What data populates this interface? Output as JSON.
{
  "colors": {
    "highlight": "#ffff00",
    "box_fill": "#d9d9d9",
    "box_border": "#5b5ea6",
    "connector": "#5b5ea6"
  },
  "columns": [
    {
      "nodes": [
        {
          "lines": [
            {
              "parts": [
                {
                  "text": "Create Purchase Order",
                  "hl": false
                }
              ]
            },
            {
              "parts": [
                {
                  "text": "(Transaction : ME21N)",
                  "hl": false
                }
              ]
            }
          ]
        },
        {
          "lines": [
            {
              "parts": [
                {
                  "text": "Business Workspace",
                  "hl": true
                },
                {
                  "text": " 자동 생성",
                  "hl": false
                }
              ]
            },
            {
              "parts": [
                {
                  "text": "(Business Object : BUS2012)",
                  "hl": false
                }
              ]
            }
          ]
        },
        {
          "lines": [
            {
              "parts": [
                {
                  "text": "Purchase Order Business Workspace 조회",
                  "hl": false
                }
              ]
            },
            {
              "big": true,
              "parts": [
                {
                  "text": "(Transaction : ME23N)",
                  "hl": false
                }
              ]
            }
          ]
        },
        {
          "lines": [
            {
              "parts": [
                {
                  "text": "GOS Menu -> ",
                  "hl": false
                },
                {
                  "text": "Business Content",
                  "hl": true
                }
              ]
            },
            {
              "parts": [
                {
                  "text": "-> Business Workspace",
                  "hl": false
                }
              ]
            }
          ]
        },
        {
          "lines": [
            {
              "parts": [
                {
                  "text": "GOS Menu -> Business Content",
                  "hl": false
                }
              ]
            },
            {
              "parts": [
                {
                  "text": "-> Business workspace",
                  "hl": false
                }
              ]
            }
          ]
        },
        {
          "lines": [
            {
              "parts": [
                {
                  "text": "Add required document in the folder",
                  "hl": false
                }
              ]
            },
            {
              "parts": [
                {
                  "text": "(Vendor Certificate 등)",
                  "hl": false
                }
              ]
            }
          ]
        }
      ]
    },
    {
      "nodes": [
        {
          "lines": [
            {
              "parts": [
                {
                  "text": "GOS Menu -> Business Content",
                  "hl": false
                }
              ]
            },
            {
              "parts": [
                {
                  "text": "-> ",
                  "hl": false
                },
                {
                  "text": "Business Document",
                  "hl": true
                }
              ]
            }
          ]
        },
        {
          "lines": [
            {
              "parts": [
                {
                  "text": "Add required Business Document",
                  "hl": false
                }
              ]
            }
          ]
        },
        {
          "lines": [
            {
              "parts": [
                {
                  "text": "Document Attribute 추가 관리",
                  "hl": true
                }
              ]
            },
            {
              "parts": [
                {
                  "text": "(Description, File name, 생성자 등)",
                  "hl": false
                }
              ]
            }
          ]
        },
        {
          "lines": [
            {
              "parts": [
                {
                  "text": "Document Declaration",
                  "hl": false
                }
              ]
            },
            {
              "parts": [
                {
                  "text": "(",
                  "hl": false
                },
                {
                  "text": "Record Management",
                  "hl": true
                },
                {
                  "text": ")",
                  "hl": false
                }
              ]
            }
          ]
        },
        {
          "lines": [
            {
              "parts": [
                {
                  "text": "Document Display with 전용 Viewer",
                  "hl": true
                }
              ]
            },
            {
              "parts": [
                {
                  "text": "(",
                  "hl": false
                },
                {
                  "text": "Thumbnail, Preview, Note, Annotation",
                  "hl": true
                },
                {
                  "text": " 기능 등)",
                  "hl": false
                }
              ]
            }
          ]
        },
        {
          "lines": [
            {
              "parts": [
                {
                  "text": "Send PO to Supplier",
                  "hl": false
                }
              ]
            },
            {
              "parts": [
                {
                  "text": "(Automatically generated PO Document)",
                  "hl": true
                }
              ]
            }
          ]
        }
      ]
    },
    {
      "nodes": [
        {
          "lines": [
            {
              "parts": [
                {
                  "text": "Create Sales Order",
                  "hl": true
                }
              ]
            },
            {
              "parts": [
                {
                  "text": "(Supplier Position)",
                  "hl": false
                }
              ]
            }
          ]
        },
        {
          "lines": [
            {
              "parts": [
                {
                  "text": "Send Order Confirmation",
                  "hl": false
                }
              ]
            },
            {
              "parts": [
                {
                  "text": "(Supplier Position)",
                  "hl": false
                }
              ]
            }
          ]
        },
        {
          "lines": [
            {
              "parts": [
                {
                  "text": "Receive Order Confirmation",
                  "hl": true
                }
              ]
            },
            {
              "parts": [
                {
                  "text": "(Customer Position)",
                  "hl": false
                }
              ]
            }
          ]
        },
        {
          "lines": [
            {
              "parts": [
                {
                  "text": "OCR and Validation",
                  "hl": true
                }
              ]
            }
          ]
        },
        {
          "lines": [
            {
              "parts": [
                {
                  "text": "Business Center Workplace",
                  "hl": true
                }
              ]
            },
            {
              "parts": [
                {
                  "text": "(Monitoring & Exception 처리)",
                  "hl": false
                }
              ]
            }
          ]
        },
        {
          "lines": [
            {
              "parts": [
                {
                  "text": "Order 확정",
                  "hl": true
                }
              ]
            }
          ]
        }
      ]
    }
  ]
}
···
- EXERCISE TASK: Write out the records above again, keeping each one identical to the original.

- RESPONSE FOR THIS EXERCISE:
What data populates this interface? Output as JSON.
{
  "colors": {
    "highlight": "#ffff00",
    "box_fill": "#d9d9d9",
    "box_border": "#5b5ea6",
    "connector": "#5b5ea6"
  },
  "columns": [
    {
      "nodes": [
        {
          "lines": [
            {
              "parts": [
                {
                  "text": "Create Purchase Order",
                  "hl": false
                }
              ]
            },
            {
              "parts": [
                {
                  "text": "(Transaction : ME21N)",
                  "hl": false
                }
              ]
            }
          ]
        },
        {
          "lines": [
            {
              "parts": [
                {
                  "text": "Business Workspace",
                  "hl": true
                },
                {
                  "text": " 자동 생성",
                  "hl": false
                }
              ]
            },
            {
              "parts": [
                {
                  "text": "(Business Object : BUS2012)",
                  "hl": false
                }
              ]
            }
          ]
        },
        {
          "lines": [
            {
              "parts": [
                {
                  "text": "Purchase Order Business Workspace 조회",
                  "hl": false
                }
              ]
            },
            {
              "big": true,
              "parts": [
                {
                  "text": "(Transaction : ME23N)",
                  "hl": false
                }
              ]
            }
          ]
        },
        {
          "lines": [
            {
              "parts": [
                {
                  "text": "GOS Menu -> ",
                  "hl": false
                },
                {
                  "text": "Business Content",
                  "hl": true
                }
              ]
            },
            {
              "parts": [
                {
                  "text": "-> Business Workspace",
                  "hl": false
                }
              ]
            }
          ]
        },
        {
          "lines": [
            {
              "parts": [
                {
                  "text": "GOS Menu -> Business Content",
                  "hl": false
                }
              ]
            },
            {
              "parts": [
                {
                  "text": "-> Business workspace",
                  "hl": false
                }
              ]
            }
          ]
        },
        {
          "lines": [
            {
              "parts": [
                {
                  "text": "Add required document in the folder",
                  "hl": false
                }
              ]
            },
            {
              "parts": [
                {
                  "text": "(Vendor Certificate 등)",
                  "hl": false
                }
              ]
            }
          ]
        }
      ]
    },
    {
      "nodes": [
        {
          "lines": [
            {
              "parts": [
                {
                  "text": "GOS Menu -> Business Content",
                  "hl": false
                }
              ]
            },
            {
              "parts": [
                {
                  "text": "-> ",
                  "hl": false
                },
                {
                  "text": "Business Document",
                  "hl": true
                }
              ]
            }
          ]
        },
        {
          "lines": [
            {
              "parts": [
                {
                  "text": "Add required Business Document",
                  "hl": false
                }
              ]
            }
          ]
        },
        {
          "lines": [
            {
              "parts": [
                {
                  "text": "Document Attribute 추가 관리",
                  "hl": true
                }
              ]
            },
            {
              "parts": [
                {
                  "text": "(Description, File name, 생성자 등)",
                  "hl": false
                }
              ]
            }
          ]
        },
        {
          "lines": [
            {
              "parts": [
                {
                  "text": "Document Declaration",
                  "hl": false
                }
              ]
            },
            {
              "parts": [
                {
                  "text": "(",
                  "hl": false
                },
                {
                  "text": "Record Management",
                  "hl": true
                },
                {
                  "text": ")",
                  "hl": false
                }
              ]
            }
          ]
        },
        {
          "lines": [
            {
              "parts": [
                {
                  "text": "Document Display with 전용 Viewer",
                  "hl": true
                }
              ]
            },
            {
              "parts": [
                {
                  "text": "(",
                  "hl": false
                },
                {
                  "text": "Thumbnail, Preview, Note, Annotation",
                  "hl": true
                },
                {
                  "text": " 기능 등)",
                  "hl": false
                }
              ]
            }
          ]
        },
        {
          "lines": [
            {
              "parts": [
                {
                  "text": "Send PO to Supplier",
                  "hl": false
                }
              ]
            },
            {
              "parts": [
                {
                  "text": "(Automatically generated PO Document)",
                  "hl": true
                }
              ]
            }
          ]
        }
      ]
    },
    {
      "nodes": [
        {
          "lines": [
            {
              "parts": [
                {
                  "text": "Create Sales Order",
                  "hl": true
                }
              ]
            },
            {
              "parts": [
                {
                  "text": "(Supplier Position)",
                  "hl": false
                }
              ]
            }
          ]
        },
        {
          "lines": [
            {
              "parts": [
                {
                  "text": "Send Order Confirmation",
                  "hl": false
                }
              ]
            },
            {
              "parts": [
                {
                  "text": "(Supplier Position)",
                  "hl": false
                }
              ]
            }
          ]
        },
        {
          "lines": [
            {
              "parts": [
                {
                  "text": "Receive Order Confirmation",
                  "hl": true
                }
              ]
            },
            {
              "parts": [
                {
                  "text": "(Customer Position)",
                  "hl": false
                }
              ]
            }
          ]
        },
        {
          "lines": [
            {
              "parts": [
                {
                  "text": "OCR and Validation",
                  "hl": true
                }
              ]
            }
          ]
        },
        {
          "lines": [
            {
              "parts": [
                {
                  "text": "Business Center Workplace",
                  "hl": true
                }
              ]
            },
            {
              "parts": [
                {
                  "text": "(Monitoring & Exception 처리)",
                  "hl": false
                }
              ]
            }
          ]
        },
        {
          "lines": [
            {
              "parts": [
                {
                  "text": "Order 확정",
                  "hl": true
                }
              ]
            }
          ]
        }
      ]
    }
  ]
}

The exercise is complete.